■ Aim ■
Going through the material below, please gather all lines with the word "novotvary" in them.

**** Record set

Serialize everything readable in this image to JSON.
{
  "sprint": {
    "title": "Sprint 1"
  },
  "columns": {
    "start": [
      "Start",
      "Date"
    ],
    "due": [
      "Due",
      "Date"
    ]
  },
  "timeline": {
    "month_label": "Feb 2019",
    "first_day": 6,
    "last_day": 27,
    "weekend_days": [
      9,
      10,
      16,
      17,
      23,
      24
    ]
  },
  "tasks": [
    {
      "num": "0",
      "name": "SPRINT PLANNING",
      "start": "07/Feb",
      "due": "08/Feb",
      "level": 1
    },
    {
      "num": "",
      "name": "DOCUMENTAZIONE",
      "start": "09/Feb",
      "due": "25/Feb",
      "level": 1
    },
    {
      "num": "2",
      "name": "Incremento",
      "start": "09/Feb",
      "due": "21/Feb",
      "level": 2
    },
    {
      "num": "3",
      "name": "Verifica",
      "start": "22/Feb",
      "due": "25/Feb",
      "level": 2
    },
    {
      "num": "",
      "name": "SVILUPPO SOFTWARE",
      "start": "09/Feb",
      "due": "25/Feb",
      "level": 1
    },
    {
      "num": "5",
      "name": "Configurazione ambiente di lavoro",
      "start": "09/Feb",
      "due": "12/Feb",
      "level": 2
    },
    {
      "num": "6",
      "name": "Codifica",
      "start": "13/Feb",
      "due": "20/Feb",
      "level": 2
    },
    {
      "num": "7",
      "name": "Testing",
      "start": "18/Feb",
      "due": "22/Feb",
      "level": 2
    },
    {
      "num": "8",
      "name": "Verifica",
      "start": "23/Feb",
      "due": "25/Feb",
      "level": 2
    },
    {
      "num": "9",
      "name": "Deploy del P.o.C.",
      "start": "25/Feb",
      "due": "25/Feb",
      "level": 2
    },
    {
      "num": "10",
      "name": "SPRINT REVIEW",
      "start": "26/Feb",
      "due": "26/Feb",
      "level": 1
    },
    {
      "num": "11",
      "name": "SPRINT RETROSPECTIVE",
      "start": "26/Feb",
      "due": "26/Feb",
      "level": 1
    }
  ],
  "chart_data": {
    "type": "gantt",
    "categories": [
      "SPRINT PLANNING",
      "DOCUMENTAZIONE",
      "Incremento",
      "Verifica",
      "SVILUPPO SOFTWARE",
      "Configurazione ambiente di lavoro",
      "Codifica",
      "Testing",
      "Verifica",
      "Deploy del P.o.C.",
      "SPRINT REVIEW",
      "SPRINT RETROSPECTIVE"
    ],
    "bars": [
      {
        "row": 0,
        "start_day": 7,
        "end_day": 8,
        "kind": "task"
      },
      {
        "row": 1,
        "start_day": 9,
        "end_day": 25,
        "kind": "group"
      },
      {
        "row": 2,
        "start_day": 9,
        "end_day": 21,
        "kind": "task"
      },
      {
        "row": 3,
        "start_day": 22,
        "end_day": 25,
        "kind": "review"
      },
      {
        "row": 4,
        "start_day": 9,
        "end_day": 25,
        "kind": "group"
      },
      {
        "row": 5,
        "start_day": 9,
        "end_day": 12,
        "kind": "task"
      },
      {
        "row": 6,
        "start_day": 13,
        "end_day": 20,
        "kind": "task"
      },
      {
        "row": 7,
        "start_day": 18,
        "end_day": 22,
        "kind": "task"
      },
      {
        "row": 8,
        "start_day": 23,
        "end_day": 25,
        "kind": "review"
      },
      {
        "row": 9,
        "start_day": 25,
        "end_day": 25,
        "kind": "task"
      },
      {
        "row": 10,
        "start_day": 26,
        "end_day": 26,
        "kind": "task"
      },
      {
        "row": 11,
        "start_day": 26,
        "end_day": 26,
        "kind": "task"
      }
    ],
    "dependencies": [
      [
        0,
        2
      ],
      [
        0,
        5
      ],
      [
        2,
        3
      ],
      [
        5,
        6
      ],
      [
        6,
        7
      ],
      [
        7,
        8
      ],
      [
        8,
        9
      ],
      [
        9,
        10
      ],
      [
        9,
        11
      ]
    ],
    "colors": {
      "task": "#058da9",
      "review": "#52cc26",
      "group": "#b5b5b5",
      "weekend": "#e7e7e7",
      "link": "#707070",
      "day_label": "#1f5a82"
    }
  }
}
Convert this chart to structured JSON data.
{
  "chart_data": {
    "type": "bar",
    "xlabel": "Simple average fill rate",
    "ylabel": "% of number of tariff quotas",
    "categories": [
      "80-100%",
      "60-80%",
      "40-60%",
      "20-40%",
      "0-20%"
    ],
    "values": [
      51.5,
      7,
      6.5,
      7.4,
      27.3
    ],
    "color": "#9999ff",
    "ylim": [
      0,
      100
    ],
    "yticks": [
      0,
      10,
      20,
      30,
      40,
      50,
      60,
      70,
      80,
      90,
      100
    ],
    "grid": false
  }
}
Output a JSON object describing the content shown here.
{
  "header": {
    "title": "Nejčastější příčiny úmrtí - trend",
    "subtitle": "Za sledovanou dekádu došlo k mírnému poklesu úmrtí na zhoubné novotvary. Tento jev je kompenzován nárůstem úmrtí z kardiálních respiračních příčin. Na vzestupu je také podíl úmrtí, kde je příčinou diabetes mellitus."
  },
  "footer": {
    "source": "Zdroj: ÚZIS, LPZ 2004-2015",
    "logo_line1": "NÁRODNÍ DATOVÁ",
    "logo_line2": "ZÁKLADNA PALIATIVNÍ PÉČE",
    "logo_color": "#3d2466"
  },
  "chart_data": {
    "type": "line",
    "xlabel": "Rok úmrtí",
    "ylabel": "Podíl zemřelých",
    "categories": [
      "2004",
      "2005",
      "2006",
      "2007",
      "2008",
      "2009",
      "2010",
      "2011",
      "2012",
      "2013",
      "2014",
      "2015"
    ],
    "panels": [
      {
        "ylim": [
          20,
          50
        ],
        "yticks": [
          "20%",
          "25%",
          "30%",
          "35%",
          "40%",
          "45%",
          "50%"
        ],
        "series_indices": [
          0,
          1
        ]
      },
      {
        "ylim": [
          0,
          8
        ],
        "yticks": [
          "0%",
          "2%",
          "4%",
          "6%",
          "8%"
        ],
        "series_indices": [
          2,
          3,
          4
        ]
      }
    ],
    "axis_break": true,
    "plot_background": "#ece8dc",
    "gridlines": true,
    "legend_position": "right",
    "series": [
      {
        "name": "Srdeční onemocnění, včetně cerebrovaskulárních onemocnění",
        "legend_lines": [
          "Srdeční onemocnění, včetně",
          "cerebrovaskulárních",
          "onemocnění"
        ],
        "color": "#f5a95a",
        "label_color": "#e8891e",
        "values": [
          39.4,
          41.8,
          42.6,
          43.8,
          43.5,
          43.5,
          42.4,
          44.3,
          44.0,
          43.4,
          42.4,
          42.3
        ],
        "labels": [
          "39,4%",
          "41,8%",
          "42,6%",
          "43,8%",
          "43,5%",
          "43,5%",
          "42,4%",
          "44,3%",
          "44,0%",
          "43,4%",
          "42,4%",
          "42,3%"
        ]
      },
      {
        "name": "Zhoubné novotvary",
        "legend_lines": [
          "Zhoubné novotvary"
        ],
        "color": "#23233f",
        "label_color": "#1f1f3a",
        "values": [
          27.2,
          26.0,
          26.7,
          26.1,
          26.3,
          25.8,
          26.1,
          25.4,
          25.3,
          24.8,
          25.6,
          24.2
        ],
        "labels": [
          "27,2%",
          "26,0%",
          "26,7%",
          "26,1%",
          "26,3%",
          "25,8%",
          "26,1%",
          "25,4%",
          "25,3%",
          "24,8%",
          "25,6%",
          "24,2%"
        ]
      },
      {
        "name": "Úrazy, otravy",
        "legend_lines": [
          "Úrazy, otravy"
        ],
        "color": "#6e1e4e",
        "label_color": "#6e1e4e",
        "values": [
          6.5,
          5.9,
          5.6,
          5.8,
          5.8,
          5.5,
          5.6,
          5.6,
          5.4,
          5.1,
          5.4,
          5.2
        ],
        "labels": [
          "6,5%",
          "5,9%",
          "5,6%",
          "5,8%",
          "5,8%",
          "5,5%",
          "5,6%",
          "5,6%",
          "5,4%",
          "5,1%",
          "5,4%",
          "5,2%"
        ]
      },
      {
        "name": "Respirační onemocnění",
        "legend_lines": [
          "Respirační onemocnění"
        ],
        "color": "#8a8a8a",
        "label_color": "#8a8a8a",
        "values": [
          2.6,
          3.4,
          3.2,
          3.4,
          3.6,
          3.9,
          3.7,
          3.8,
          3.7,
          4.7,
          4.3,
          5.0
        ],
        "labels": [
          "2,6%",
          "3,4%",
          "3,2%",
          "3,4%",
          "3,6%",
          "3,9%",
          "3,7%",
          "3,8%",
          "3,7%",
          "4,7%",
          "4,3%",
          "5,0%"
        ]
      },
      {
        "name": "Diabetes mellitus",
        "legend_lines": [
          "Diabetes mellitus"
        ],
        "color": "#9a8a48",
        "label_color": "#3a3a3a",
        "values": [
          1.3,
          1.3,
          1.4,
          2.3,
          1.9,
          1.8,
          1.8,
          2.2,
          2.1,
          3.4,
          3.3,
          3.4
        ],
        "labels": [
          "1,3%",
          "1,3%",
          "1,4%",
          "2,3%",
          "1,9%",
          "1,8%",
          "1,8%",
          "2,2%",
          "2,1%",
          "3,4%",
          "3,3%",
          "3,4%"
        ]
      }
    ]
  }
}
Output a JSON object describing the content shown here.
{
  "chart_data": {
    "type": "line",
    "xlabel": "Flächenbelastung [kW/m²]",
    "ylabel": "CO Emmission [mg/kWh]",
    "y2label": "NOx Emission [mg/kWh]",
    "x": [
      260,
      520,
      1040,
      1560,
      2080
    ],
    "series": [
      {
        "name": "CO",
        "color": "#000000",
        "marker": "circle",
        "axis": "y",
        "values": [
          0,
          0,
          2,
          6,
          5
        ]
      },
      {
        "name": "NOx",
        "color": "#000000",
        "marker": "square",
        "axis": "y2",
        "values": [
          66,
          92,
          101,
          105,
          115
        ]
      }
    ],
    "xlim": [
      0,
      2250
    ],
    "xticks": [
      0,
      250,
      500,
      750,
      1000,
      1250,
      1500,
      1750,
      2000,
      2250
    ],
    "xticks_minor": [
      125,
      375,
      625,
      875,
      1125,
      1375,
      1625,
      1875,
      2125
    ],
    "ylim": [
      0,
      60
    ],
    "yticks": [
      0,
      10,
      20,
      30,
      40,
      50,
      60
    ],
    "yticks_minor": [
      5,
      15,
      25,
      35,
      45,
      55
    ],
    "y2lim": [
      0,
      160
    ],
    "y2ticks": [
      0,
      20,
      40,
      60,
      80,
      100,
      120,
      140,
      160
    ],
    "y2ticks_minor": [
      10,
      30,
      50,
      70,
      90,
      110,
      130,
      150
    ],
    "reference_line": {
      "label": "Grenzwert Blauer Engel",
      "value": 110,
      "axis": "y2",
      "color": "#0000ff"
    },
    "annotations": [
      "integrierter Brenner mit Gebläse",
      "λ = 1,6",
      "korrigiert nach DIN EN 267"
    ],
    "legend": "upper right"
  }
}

********

■ Answer for this exercise ■
    "subtitle": "Za sledovanou dekádu došlo k mírnému poklesu úmrtí na zhoubné novotvary. Tento jev je kompenzován nárůstem úmrtí z kardiálních respiračních příčin. Na vzestupu je také podíl úmrtí, kde je příčinou diabetes mellitus."
        "name": "Zhoubné novotvary",
          "Zhoubné novotvary"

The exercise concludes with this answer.